The request:
The listing beneath should be written out in full, exactly as shown.

___

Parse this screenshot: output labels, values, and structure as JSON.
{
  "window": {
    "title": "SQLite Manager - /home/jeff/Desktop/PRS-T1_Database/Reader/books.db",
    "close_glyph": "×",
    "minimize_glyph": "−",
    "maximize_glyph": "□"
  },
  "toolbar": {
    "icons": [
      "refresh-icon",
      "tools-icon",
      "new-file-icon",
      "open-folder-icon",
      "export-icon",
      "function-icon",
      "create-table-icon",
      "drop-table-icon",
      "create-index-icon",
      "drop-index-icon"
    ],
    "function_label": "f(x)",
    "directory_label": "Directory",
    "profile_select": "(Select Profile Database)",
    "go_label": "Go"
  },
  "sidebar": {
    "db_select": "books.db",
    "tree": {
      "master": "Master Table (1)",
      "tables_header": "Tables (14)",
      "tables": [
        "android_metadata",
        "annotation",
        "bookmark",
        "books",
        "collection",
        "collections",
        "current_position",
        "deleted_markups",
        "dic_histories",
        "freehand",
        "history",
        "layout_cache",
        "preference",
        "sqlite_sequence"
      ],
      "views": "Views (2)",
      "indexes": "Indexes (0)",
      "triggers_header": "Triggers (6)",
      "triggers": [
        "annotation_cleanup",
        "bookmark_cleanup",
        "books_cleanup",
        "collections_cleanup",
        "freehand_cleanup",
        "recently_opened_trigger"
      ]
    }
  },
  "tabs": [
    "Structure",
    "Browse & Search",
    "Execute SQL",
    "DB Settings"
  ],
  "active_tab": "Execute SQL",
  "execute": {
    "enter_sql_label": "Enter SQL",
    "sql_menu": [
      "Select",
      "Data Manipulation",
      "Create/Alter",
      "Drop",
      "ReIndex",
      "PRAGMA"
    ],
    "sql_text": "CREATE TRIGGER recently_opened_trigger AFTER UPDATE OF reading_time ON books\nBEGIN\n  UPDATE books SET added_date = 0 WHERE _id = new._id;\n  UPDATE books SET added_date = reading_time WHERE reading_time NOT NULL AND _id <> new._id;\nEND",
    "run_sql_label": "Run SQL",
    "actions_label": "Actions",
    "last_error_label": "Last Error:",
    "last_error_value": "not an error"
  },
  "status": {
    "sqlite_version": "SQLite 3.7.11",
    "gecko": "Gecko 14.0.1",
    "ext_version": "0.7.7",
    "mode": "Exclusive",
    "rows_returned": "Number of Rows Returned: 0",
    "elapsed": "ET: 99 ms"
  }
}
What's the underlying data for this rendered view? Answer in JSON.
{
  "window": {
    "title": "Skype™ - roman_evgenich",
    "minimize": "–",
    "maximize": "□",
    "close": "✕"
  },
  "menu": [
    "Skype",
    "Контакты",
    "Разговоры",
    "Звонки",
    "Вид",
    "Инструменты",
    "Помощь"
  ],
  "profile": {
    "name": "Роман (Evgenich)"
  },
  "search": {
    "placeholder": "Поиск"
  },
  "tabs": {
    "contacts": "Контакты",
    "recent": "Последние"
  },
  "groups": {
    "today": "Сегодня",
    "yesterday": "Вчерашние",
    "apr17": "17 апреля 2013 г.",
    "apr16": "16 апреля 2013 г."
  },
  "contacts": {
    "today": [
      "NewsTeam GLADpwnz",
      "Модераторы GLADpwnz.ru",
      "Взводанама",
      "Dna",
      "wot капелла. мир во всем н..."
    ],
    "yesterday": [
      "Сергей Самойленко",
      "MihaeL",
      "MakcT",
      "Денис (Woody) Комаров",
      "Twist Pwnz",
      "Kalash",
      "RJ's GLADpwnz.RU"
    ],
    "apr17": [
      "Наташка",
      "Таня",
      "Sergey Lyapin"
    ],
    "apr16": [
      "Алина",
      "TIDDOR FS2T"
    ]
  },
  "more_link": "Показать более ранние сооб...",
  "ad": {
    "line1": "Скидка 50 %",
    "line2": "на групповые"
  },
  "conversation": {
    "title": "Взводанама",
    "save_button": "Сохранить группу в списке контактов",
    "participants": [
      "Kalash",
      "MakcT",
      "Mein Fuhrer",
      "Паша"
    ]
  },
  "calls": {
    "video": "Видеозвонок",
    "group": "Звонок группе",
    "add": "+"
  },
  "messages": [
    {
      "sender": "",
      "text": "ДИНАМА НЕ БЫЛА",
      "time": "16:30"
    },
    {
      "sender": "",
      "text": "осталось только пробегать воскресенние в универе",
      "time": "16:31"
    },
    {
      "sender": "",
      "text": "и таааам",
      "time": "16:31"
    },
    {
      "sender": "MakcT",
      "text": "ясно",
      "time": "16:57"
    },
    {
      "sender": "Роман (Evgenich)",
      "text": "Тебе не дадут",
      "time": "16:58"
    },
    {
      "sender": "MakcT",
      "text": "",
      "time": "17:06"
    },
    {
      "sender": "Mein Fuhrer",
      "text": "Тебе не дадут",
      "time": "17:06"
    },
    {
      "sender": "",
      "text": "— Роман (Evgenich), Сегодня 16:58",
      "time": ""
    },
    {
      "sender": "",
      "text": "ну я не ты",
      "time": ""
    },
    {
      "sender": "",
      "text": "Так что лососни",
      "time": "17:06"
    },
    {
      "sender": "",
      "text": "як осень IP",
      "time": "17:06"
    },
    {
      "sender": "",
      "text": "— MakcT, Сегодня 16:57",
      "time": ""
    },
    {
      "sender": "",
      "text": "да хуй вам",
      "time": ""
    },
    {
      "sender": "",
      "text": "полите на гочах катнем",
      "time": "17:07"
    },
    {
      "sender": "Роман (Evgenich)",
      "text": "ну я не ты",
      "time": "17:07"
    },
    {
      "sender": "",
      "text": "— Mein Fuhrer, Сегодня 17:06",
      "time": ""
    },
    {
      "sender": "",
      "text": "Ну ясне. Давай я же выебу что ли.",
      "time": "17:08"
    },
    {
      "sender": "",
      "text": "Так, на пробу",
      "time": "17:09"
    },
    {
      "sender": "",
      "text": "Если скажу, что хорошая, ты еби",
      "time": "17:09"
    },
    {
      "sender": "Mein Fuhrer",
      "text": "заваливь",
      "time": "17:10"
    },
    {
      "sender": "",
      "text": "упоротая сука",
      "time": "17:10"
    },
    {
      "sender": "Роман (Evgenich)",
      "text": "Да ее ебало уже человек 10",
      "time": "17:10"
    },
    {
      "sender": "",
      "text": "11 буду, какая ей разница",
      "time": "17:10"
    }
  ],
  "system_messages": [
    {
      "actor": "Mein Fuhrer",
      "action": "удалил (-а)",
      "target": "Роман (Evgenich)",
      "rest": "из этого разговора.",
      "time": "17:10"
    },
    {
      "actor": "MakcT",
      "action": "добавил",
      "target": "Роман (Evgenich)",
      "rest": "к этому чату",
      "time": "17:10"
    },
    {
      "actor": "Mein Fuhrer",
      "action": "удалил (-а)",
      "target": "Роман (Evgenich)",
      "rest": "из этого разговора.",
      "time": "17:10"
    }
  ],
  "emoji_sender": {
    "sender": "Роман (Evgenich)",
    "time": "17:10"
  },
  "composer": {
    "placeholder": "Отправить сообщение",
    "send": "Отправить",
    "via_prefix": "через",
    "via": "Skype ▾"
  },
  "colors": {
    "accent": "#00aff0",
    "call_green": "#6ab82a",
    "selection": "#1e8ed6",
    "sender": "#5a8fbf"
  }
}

___

Final answer:
Parse this screenshot: output labels, values, and structure as JSON.
{
  "window": {
    "title": "SQLite Manager - /home/jeff/Desktop/PRS-T1_Database/Reader/books.db",
    "close_glyph": "×",
    "minimize_glyph": "−",
    "maximize_glyph": "□"
  },
  "toolbar": {
    "icons": [
      "refresh-icon",
      "tools-icon",
      "new-file-icon",
      "open-folder-icon",
      "export-icon",
      "function-icon",
      "create-table-icon",
      "drop-table-icon",
      "create-index-icon",
      "drop-index-icon"
    ],
    "function_label": "f(x)",
    "directory_label": "Directory",
    "profile_select": "(Select Profile Database)",
    "go_label": "Go"
  },
  "sidebar": {
    "db_select": "books.db",
    "tree": {
      "master": "Master Table (1)",
      "tables_header": "Tables (14)",
      "tables": [
        "android_metadata",
        "annotation",
        "bookmark",
        "books",
        "collection",
        "collections",
        "current_position",
        "deleted_markups",
        "dic_histories",
        "freehand",
        "history",
        "layout_cache",
        "preference",
        "sqlite_sequence"
      ],
      "views": "Views (2)",
      "indexes": "Indexes (0)",
      "triggers_header": "Triggers (6)",
      "triggers": [
        "annotation_cleanup",
        "bookmark_cleanup",
        "books_cleanup",
        "collections_cleanup",
        "freehand_cleanup",
        "recently_opened_trigger"
      ]
    }
  },
  "tabs": [
    "Structure",
    "Browse & Search",
    "Execute SQL",
    "DB Settings"
  ],
  "active_tab": "Execute SQL",
  "execute": {
    "enter_sql_label": "Enter SQL",
    "sql_menu": [
      "Select",
      "Data Manipulation",
      "Create/Alter",
      "Drop",
      "ReIndex",
      "PRAGMA"
    ],
    "sql_text": "CREATE TRIGGER recently_opened_trigger AFTER UPDATE OF reading_time ON books\nBEGIN\n  UPDATE books SET added_date = 0 WHERE _id = new._id;\n  UPDATE books SET added_date = reading_time WHERE reading_time NOT NULL AND _id <> new._id;\nEND",
    "run_sql_label": "Run SQL",
    "actions_label": "Actions",
    "last_error_label": "Last Error:",
    "last_error_value": "not an error"
  },
  "status": {
    "sqlite_version": "SQLite 3.7.11",
    "gecko": "Gecko 14.0.1",
    "ext_version": "0.7.7",
    "mode": "Exclusive",
    "rows_returned": "Number of Rows Returned: 0",
    "elapsed": "ET: 99 ms"
  }
}
What's the underlying data for this rendered view? Answer in JSON.
{
  "window": {
    "title": "Skype™ - roman_evgenich",
    "minimize": "–",
    "maximize": "□",
    "close": "✕"
  },
  "menu": [
    "Skype",
    "Контакты",
    "Разговоры",
    "Звонки",
    "Вид",
    "Инструменты",
    "Помощь"
  ],
  "profile": {
    "name": "Роман (Evgenich)"
  },
  "search": {
    "placeholder": "Поиск"
  },
  "tabs": {
    "contacts": "Контакты",
    "recent": "Последние"
  },
  "groups": {
    "today": "Сегодня",
    "yesterday": "Вчерашние",
    "apr17": "17 апреля 2013 г.",
    "apr16": "16 апреля 2013 г."
  },
  "contacts": {
    "today": [
      "NewsTeam GLADpwnz",
      "Модераторы GLADpwnz.ru",
      "Взводанама",
      "Dna",
      "wot капелла. мир во всем н..."
    ],
    "yesterday": [
      "Сергей Самойленко",
      "MihaeL",
      "MakcT",
      "Денис (Woody) Комаров",
      "Twist Pwnz",
      "Kalash",
      "RJ's GLADpwnz.RU"
    ],
    "apr17": [
      "Наташка",
      "Таня",
      "Sergey Lyapin"
    ],
    "apr16": [
      "Алина",
      "TIDDOR FS2T"
    ]
  },
  "more_link": "Показать более ранние сооб...",
  "ad": {
    "line1": "Скидка 50 %",
    "line2": "на групповые"
  },
  "conversation": {
    "title": "Взводанама",
    "save_button": "Сохранить группу в списке контактов",
    "participants": [
      "Kalash",
      "MakcT",
      "Mein Fuhrer",
      "Паша"
    ]
  },
  "calls": {
    "video": "Видеозвонок",
    "group": "Звонок группе",
    "add": "+"
  },
  "messages": [
    {
      "sender": "",
      "text": "ДИНАМА НЕ БЫЛА",
      "time": "16:30"
    },
    {
      "sender": "",
      "text": "осталось только пробегать воскресенние в универе",
      "time": "16:31"
    },
    {
      "sender": "",
      "text": "и таааам",
      "time": "16:31"
    },
    {
      "sender": "MakcT",
      "text": "ясно",
      "time": "16:57"
    },
    {
      "sender": "Роман (Evgenich)",
      "text": "Тебе не дадут",
      "time": "16:58"
    },
    {
      "sender": "MakcT",
      "text": "",
      "time": "17:06"
    },
    {
      "sender": "Mein Fuhrer",
      "text": "Тебе не дадут",
      "time": "17:06"
    },
    {
      "sender": "",
      "text": "— Роман (Evgenich), Сегодня 16:58",
      "time": ""
    },
    {
      "sender": "",
      "text": "ну я не ты",
      "time": ""
    },
    {
      "sender": "",
      "text": "Так что лососни",
      "time": "17:06"
    },
    {
      "sender": "",
      "text": "як осень IP",
      "time": "17:06"
    },
    {
      "sender": "",
      "text": "— MakcT, Сегодня 16:57",
      "time": ""
    },
    {
      "sender": "",
      "text": "да хуй вам",
      "time": ""
    },
    {
      "sender": "",
      "text": "полите на гочах катнем",
      "time": "17:07"
    },
    {
      "sender": "Роман (Evgenich)",
      "text": "ну я не ты",
      "time": "17:07"
    },
    {
      "sender": "",
      "text": "— Mein Fuhrer, Сегодня 17:06",
      "time": ""
    },
    {
      "sender": "",
      "text": "Ну ясне. Давай я же выебу что ли.",
      "time": "17:08"
    },
    {
      "sender": "",
      "text": "Так, на пробу",
      "time": "17:09"
    },
    {
      "sender": "",
      "text": "Если скажу, что хорошая, ты еби",
      "time": "17:09"
    },
    {
      "sender": "Mein Fuhrer",
      "text": "заваливь",
      "time": "17:10"
    },
    {
      "sender": "",
      "text": "упоротая сука",
      "time": "17:10"
    },
    {
      "sender": "Роман (Evgenich)",
      "text": "Да ее ебало уже человек 10",
      "time": "17:10"
    },
    {
      "sender": "",
      "text": "11 буду, какая ей разница",
      "time": "17:10"
    }
  ],
  "system_messages": [
    {
      "actor": "Mein Fuhrer",
      "action": "удалил (-а)",
      "target": "Роман (Evgenich)",
      "rest": "из этого разговора.",
      "time": "17:10"
    },
    {
      "actor": "MakcT",
      "action": "добавил",
      "target": "Роман (Evgenich)",
      "rest": "к этому чату",
      "time": "17:10"
    },
    {
      "actor": "Mein Fuhrer",
      "action": "удалил (-а)",
      "target": "Роман (Evgenich)",
      "rest": "из этого разговора.",
      "time": "17:10"
    }
  ],
  "emoji_sender": {
    "sender": "Роман (Evgenich)",
    "time": "17:10"
  },
  "composer": {
    "placeholder": "Отправить сообщение",
    "send": "Отправить",
    "via_prefix": "через",
    "via": "Skype ▾"
  },
  "colors": {
    "accent": "#00aff0",
    "call_green": "#6ab82a",
    "selection": "#1e8ed6",
    "sender": "#5a8fbf"
  }
}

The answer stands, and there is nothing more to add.